------ Data supplied ------

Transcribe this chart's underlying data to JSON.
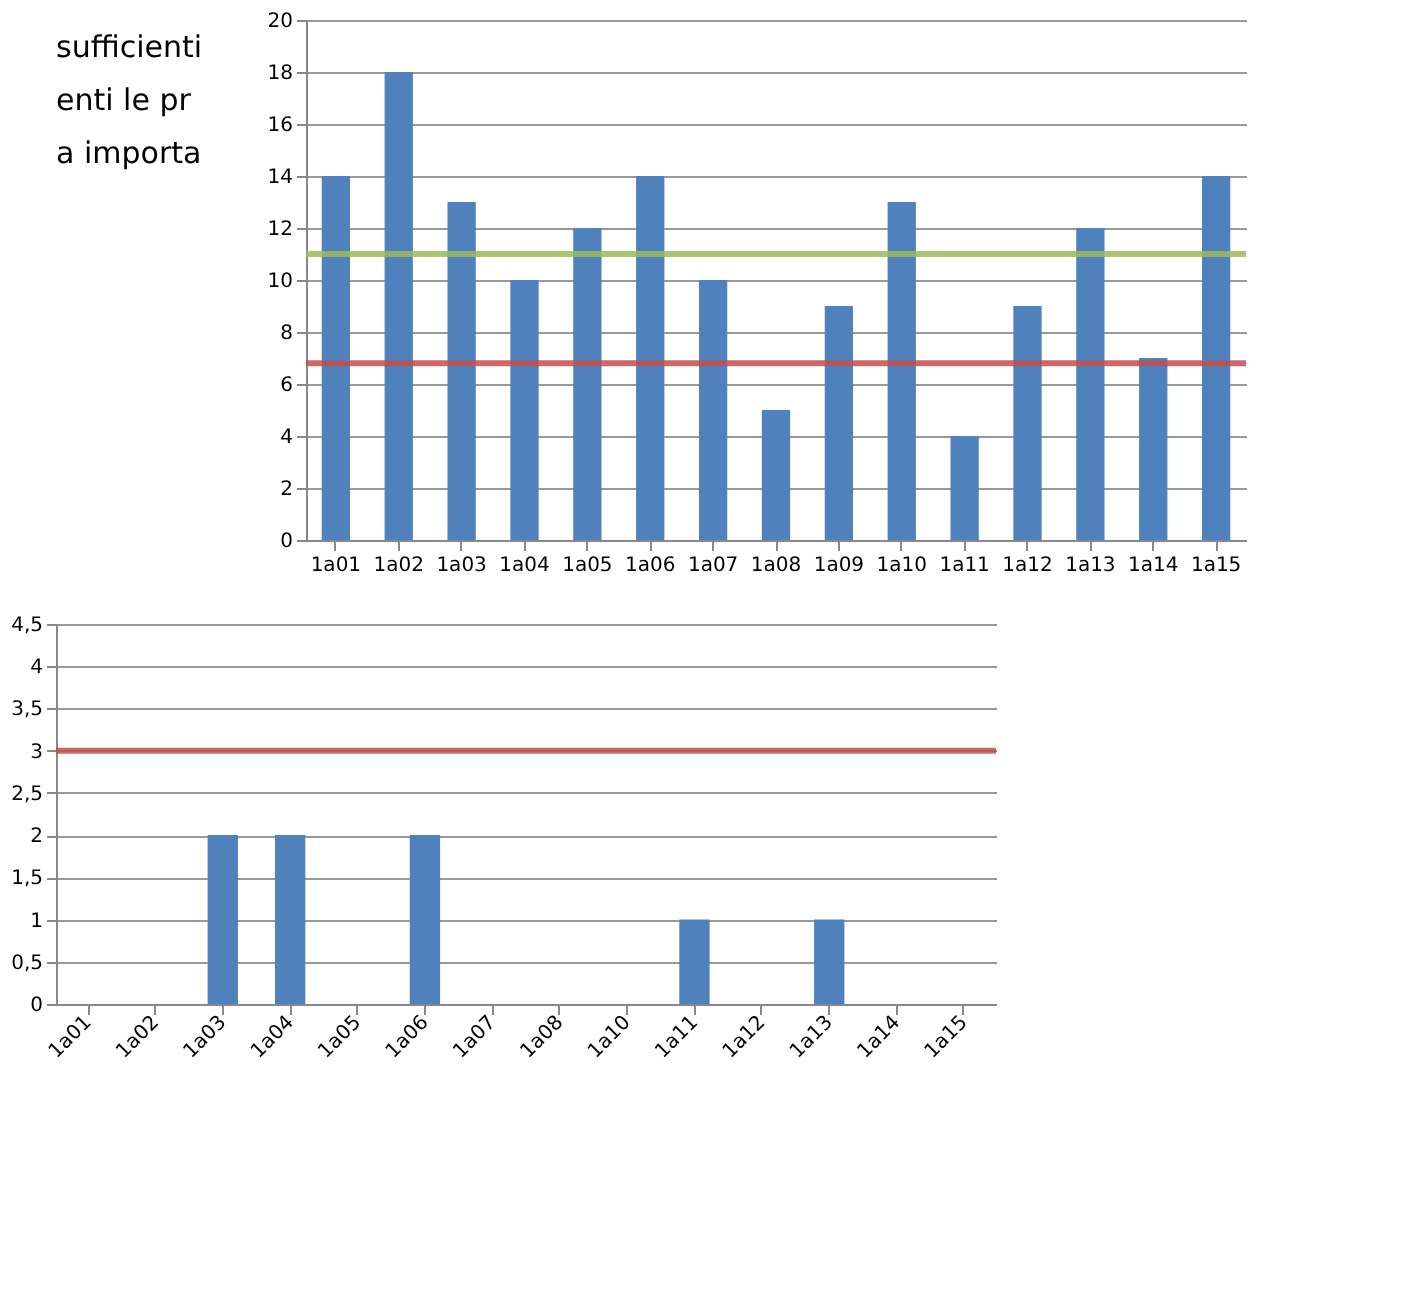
{
  "chart_data": [
    {
      "type": "bar",
      "categories": [
        "1a01",
        "1a02",
        "1a03",
        "1a04",
        "1a05",
        "1a06",
        "1a07",
        "1a08",
        "1a09",
        "1a10",
        "1a11",
        "1a12",
        "1a13",
        "1a14",
        "1a15"
      ],
      "series": [
        {
          "color": "#4f81bd",
          "values": [
            14,
            18,
            13,
            10,
            12,
            14,
            10,
            5,
            9,
            13,
            4,
            9,
            12,
            7,
            14
          ]
        }
      ],
      "ylim": [
        0,
        20
      ],
      "yticks": [
        0,
        2,
        4,
        6,
        8,
        10,
        12,
        14,
        16,
        18,
        20
      ],
      "grid": "y",
      "ref_lines": [
        {
          "axis": "y",
          "value": 11,
          "color": "#9bbb59"
        },
        {
          "axis": "y",
          "value": 6.8,
          "color": "#c0504d"
        }
      ],
      "annotations": [
        "sufficienti",
        "enti le pr",
        "a importa"
      ]
    },
    {
      "type": "bar",
      "categories": [
        "1a01",
        "1a02",
        "1a03",
        "1a04",
        "1a05",
        "1a06",
        "1a07",
        "1a08",
        "1a10",
        "1a11",
        "1a12",
        "1a13",
        "1a14",
        "1a15"
      ],
      "series": [
        {
          "color": "#4f81bd",
          "values": [
            0,
            0,
            2,
            2,
            0,
            2,
            null,
            0,
            0,
            1,
            null,
            1,
            null,
            0
          ]
        }
      ],
      "ylim": [
        0,
        4.5
      ],
      "yticks": [
        0,
        {
          "value": 0.5,
          "label": "0,5"
        },
        1,
        {
          "value": 1.5,
          "label": "1,5"
        },
        2,
        {
          "value": 2.5,
          "label": "2,5"
        },
        3,
        {
          "value": 3.5,
          "label": "3,5"
        },
        4,
        {
          "value": 4.5,
          "label": "4,5"
        }
      ],
      "grid": "y",
      "ref_lines": [
        {
          "axis": "y",
          "value": 3,
          "color": "#c0504d"
        }
      ]
    }
  ]
}
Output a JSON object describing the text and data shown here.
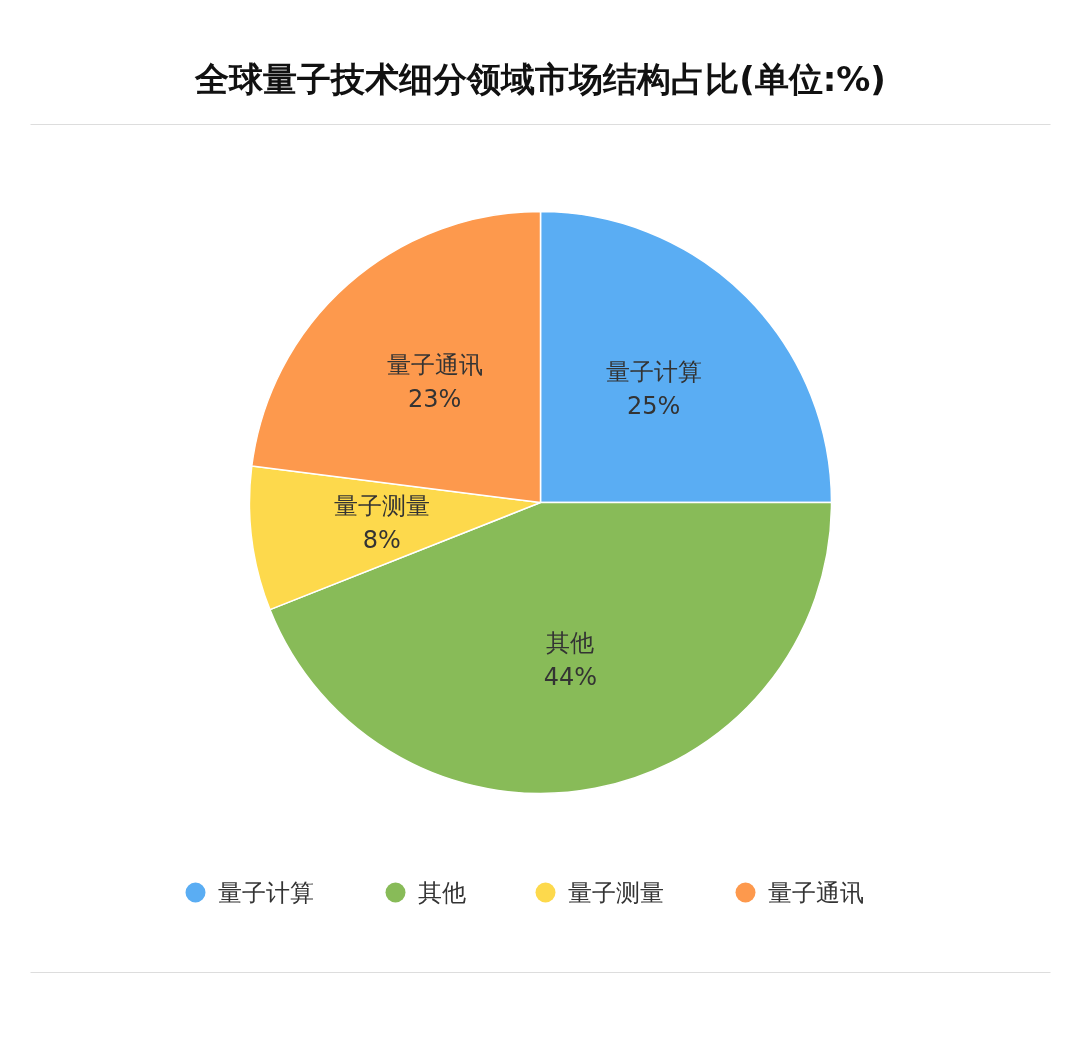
{
  "chart_data": {
    "type": "pie",
    "title": "全球量子技术细分领域市场结构占比(单位:%)",
    "categories": [
      "量子计算",
      "其他",
      "量子测量",
      "量子通讯"
    ],
    "values": [
      25,
      44,
      8,
      23
    ],
    "colors": [
      "#5aadf3",
      "#88bb58",
      "#fdd94c",
      "#fd994d"
    ],
    "value_labels": [
      "25%",
      "44%",
      "8%",
      "23%"
    ],
    "legend": "bottom"
  }
}
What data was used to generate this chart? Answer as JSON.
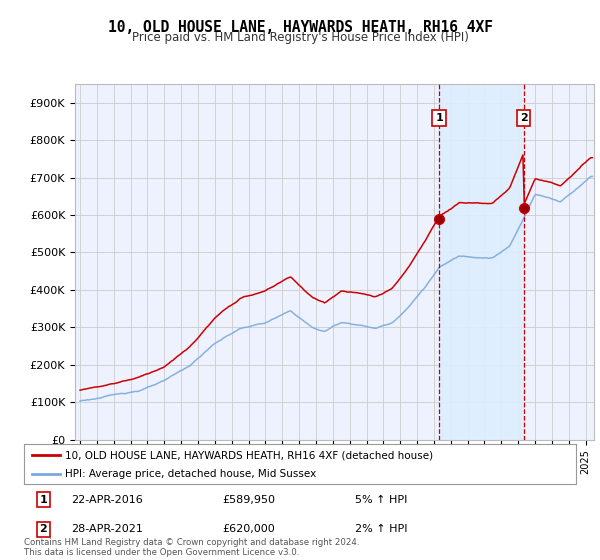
{
  "title": "10, OLD HOUSE LANE, HAYWARDS HEATH, RH16 4XF",
  "subtitle": "Price paid vs. HM Land Registry's House Price Index (HPI)",
  "ylabel_ticks": [
    "£0",
    "£100K",
    "£200K",
    "£300K",
    "£400K",
    "£500K",
    "£600K",
    "£700K",
    "£800K",
    "£900K"
  ],
  "ytick_values": [
    0,
    100000,
    200000,
    300000,
    400000,
    500000,
    600000,
    700000,
    800000,
    900000
  ],
  "ylim": [
    0,
    950000
  ],
  "transaction1_year": 2016.31,
  "transaction1_price": 589950,
  "transaction2_year": 2021.32,
  "transaction2_price": 620000,
  "transaction1_date": "22-APR-2016",
  "transaction2_date": "28-APR-2021",
  "transaction1_hpi_pct": "5% ↑ HPI",
  "transaction2_hpi_pct": "2% ↑ HPI",
  "legend_line1": "10, OLD HOUSE LANE, HAYWARDS HEATH, RH16 4XF (detached house)",
  "legend_line2": "HPI: Average price, detached house, Mid Sussex",
  "footer": "Contains HM Land Registry data © Crown copyright and database right 2024.\nThis data is licensed under the Open Government Licence v3.0.",
  "line_color_red": "#cc0000",
  "line_color_blue": "#7aaadd",
  "fill_color": "#ddeeff",
  "grid_color": "#cccccc",
  "background_color": "#ffffff",
  "plot_bg_color": "#eef2ff",
  "vline_color": "#cc0000",
  "box_color": "#cc0000",
  "xlim_left": 1994.7,
  "xlim_right": 2025.5
}
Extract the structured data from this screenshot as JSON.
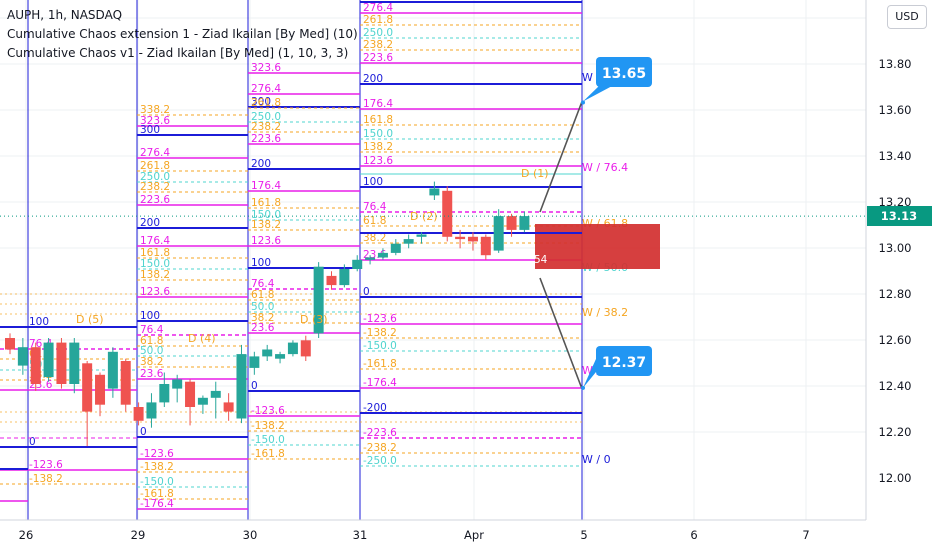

------

» **Goal of the exercise**
Omit each picture, then return all of the listing exactly as it stands.

» **Solution to this problem**
Transcribe this chart's underlying data to JSON.
{
  "chart_data": [
    {
      "type": "bar",
      "categories": [
        "1a01",
        "1a02",
        "1a03",
        "1a04",
        "1a05",
        "1a06",
        "1a07",
        "1a08",
        "1a09",
        "1a10",
        "1a11",
        "1a12",
        "1a13",
        "1a14",
        "1a15"
      ],
      "series": [
        {
          "color": "#4f81bd",
          "values": [
            14,
            18,
            13,
            10,
            12,
            14,
            10,
            5,
            9,
            13,
            4,
            9,
            12,
            7,
            14
          ]
        }
      ],
      "ylim": [
        0,
        20
      ],
      "yticks": [
        0,
        2,
        4,
        6,
        8,
        10,
        12,
        14,
        16,
        18,
        20
      ],
      "grid": "y",
      "ref_lines": [
        {
          "axis": "y",
          "value": 11,
          "color": "#9bbb59"
        },
        {
          "axis": "y",
          "value": 6.8,
          "color": "#c0504d"
        }
      ],
      "annotations": [
        "sufficienti",
        "enti le pr",
        "a importa"
      ]
    },
    {
      "type": "bar",
      "categories": [
        "1a01",
        "1a02",
        "1a03",
        "1a04",
        "1a05",
        "1a06",
        "1a07",
        "1a08",
        "1a10",
        "1a11",
        "1a12",
        "1a13",
        "1a14",
        "1a15"
      ],
      "series": [
        {
          "color": "#4f81bd",
          "values": [
            0,
            0,
            2,
            2,
            0,
            2,
            null,
            0,
            0,
            1,
            null,
            1,
            null,
            0
          ]
        }
      ],
      "ylim": [
        0,
        4.5
      ],
      "yticks": [
        0,
        {
          "value": 0.5,
          "label": "0,5"
        },
        1,
        {
          "value": 1.5,
          "label": "1,5"
        },
        2,
        {
          "value": 2.5,
          "label": "2,5"
        },
        3,
        {
          "value": 3.5,
          "label": "3,5"
        },
        4,
        {
          "value": 4.5,
          "label": "4,5"
        }
      ],
      "grid": "y",
      "ref_lines": [
        {
          "axis": "y",
          "value": 3,
          "color": "#c0504d"
        }
      ]
    }
  ]
}
Output a JSON object describing the text and data shown here.
{
  "chart_data": {
    "type": "pie",
    "title": "全球量子技术细分领域市场结构占比(单位:%)",
    "categories": [
      "量子计算",
      "其他",
      "量子测量",
      "量子通讯"
    ],
    "values": [
      25,
      44,
      8,
      23
    ],
    "colors": [
      "#5aadf3",
      "#88bb58",
      "#fdd94c",
      "#fd994d"
    ],
    "value_labels": [
      "25%",
      "44%",
      "8%",
      "23%"
    ],
    "legend": "bottom"
  }
}
What data was used to generate this chart? Answer as JSON.
{
  "title": "10, OLD HOUSE LANE, HAYWARDS HEATH, RH16 4XF",
  "subtitle": "Price paid vs. HM Land Registry's House Price Index (HPI)",
  "ylabel_ticks": [
    "£0",
    "£100K",
    "£200K",
    "£300K",
    "£400K",
    "£500K",
    "£600K",
    "£700K",
    "£800K",
    "£900K"
  ],
  "ytick_values": [
    0,
    100000,
    200000,
    300000,
    400000,
    500000,
    600000,
    700000,
    800000,
    900000
  ],
  "ylim": [
    0,
    950000
  ],
  "transaction1_year": 2016.31,
  "transaction1_price": 589950,
  "transaction2_year": 2021.32,
  "transaction2_price": 620000,
  "transaction1_date": "22-APR-2016",
  "transaction2_date": "28-APR-2021",
  "transaction1_hpi_pct": "5% ↑ HPI",
  "transaction2_hpi_pct": "2% ↑ HPI",
  "legend_line1": "10, OLD HOUSE LANE, HAYWARDS HEATH, RH16 4XF (detached house)",
  "legend_line2": "HPI: Average price, detached house, Mid Sussex",
  "footer": "Contains HM Land Registry data © Crown copyright and database right 2024.\nThis data is licensed under the Open Government Licence v3.0.",
  "line_color_red": "#cc0000",
  "line_color_blue": "#7aaadd",
  "fill_color": "#ddeeff",
  "grid_color": "#cccccc",
  "background_color": "#ffffff",
  "plot_bg_color": "#eef2ff",
  "vline_color": "#cc0000",
  "box_color": "#cc0000",
  "xlim_left": 1994.7,
  "xlim_right": 2025.5
}
Extract the structured data from this screenshot as JSON.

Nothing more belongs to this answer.